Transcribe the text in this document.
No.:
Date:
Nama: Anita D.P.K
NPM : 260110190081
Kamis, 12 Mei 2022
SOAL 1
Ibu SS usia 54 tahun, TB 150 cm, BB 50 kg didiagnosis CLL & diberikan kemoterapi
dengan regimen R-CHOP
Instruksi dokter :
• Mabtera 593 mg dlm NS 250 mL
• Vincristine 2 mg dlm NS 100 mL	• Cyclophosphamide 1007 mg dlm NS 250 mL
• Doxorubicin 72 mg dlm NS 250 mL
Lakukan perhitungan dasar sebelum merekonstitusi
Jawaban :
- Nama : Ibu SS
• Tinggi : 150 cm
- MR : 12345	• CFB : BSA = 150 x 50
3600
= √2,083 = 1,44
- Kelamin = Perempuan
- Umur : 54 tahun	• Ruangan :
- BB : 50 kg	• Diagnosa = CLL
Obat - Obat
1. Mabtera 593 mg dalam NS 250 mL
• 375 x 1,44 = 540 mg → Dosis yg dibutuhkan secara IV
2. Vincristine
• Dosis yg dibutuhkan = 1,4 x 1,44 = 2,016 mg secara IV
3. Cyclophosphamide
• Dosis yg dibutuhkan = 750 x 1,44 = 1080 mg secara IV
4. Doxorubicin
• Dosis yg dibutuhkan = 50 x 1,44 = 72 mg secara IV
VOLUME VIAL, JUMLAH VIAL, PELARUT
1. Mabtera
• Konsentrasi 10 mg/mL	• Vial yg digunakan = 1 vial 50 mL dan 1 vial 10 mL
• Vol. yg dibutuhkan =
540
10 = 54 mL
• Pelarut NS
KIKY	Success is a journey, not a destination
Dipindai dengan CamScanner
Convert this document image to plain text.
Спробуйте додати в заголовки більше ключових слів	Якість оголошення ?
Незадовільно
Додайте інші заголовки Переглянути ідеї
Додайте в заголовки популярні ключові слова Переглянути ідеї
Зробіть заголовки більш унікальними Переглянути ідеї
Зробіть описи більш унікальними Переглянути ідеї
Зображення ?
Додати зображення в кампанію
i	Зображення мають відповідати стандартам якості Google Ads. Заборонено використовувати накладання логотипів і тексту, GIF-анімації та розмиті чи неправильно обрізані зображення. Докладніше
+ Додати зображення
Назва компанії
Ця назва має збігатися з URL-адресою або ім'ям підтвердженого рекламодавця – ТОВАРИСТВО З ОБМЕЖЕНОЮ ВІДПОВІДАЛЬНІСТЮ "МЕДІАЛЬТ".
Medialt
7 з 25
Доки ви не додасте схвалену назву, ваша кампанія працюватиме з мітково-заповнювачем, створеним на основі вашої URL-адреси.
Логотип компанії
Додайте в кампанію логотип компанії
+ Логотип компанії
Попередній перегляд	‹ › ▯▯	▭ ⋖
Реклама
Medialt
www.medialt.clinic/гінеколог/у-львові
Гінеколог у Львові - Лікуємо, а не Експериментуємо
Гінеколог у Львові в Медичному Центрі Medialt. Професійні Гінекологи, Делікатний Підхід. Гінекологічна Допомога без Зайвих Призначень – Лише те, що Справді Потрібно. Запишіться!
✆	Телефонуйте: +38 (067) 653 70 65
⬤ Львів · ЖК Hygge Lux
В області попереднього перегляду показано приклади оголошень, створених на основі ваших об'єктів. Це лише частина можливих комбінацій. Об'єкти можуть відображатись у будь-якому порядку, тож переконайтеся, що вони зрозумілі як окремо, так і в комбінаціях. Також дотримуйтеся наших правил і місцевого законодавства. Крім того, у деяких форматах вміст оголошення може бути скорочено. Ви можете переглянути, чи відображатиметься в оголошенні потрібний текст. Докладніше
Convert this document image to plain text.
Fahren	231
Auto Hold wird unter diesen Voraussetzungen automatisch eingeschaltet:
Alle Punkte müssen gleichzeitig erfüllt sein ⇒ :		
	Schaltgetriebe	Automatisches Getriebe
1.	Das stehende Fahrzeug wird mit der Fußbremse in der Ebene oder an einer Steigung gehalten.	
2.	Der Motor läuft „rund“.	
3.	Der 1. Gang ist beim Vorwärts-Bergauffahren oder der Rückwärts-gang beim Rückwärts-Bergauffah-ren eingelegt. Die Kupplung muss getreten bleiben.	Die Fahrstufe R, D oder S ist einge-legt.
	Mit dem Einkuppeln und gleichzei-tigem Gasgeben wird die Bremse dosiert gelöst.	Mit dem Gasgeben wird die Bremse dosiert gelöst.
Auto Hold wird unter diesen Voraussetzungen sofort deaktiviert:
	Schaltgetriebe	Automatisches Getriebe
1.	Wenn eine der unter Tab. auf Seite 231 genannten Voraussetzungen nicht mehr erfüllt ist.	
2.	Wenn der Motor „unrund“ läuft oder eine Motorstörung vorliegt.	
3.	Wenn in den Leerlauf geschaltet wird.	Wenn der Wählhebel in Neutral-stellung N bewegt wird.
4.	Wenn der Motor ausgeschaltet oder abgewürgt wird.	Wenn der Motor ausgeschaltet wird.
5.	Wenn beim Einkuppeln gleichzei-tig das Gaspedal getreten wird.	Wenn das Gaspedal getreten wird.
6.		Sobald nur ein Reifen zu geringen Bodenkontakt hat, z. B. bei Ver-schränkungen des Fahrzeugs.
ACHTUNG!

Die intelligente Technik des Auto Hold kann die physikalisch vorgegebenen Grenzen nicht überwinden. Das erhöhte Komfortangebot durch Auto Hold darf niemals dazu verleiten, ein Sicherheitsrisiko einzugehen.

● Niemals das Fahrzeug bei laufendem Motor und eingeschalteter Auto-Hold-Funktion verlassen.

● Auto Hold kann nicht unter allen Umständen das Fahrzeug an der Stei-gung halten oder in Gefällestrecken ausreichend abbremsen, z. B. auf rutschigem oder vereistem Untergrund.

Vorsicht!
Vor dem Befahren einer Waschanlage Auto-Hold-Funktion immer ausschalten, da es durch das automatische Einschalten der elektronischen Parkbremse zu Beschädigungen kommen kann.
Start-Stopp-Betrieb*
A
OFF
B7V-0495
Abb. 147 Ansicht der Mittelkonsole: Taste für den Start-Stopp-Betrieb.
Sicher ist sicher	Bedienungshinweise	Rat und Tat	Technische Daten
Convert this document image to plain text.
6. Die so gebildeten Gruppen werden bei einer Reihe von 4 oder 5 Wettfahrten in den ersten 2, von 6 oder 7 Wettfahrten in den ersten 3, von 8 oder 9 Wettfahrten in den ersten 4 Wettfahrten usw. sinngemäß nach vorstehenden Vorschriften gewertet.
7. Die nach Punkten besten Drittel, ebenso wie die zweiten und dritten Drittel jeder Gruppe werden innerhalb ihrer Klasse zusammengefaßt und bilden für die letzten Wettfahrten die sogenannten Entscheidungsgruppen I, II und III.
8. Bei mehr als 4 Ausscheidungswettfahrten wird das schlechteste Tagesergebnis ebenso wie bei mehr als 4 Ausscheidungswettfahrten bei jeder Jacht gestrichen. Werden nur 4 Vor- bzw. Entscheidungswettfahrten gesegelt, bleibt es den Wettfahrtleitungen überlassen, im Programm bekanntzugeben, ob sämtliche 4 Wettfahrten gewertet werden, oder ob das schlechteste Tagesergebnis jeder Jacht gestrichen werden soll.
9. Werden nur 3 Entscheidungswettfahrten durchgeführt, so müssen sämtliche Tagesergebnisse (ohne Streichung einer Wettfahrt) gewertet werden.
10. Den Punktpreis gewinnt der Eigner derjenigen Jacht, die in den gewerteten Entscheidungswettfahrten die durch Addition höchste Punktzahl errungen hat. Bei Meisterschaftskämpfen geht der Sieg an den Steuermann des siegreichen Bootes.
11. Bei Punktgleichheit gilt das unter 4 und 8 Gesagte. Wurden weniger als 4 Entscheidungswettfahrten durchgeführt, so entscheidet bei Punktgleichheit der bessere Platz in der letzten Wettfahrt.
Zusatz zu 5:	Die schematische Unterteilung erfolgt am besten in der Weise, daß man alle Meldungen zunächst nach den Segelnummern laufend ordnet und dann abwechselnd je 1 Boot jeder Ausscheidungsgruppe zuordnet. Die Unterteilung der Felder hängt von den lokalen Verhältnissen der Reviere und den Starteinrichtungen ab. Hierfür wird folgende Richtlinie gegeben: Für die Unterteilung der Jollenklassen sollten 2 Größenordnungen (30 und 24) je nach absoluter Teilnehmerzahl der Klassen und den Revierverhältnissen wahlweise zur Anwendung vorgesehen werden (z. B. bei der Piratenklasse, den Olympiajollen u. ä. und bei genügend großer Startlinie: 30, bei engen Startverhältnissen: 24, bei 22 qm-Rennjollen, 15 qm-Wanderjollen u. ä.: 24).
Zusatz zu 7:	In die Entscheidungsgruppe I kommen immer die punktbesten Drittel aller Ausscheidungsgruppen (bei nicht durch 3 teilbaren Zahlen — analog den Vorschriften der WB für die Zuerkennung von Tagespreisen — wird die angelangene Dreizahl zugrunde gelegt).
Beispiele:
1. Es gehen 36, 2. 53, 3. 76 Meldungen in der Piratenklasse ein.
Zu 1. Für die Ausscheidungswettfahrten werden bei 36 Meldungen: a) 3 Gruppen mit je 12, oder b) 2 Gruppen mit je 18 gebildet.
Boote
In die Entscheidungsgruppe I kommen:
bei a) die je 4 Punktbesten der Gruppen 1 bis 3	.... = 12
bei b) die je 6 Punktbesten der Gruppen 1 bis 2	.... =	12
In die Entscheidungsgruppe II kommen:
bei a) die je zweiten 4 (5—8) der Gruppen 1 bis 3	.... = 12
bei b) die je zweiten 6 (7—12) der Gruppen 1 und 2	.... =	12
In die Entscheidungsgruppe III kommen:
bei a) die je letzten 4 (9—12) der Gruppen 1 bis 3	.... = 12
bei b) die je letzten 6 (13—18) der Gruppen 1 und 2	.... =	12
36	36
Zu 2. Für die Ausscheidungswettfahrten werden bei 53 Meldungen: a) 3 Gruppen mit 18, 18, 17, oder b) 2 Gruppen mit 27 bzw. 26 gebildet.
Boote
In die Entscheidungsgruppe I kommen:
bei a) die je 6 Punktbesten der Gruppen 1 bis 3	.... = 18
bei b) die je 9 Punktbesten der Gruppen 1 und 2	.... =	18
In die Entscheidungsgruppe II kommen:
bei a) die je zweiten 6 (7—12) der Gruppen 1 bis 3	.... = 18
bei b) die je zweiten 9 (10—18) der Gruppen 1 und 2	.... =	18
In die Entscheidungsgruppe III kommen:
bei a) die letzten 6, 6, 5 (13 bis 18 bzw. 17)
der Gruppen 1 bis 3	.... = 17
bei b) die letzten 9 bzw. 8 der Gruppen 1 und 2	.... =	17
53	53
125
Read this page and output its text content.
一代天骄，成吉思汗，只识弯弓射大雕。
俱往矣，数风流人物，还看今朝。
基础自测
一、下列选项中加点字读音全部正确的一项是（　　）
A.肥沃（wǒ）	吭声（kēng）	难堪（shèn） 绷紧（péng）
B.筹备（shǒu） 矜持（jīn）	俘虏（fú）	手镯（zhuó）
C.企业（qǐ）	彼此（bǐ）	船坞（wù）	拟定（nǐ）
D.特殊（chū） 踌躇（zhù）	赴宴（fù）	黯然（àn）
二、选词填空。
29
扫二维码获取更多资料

::::::

● **WHAT YOU WILL DO**
From the records above, pull out each line that has "durchgeführt".

● **RESPONSE BELOW**
9. Werden nur 3 Entscheidungswettfahrten durchgeführt, so müssen sämtliche Tagesergebnisse (ohne Streichung einer Wettfahrt) gewertet werden.
11. Bei Punktgleichheit gilt das unter 4 und 8 Gesagte. Wurden weniger als 4 Entscheidungswettfahrten durchgeführt, so entscheidet bei Punktgleichheit der bessere Platz in der letzten Wettfahrt.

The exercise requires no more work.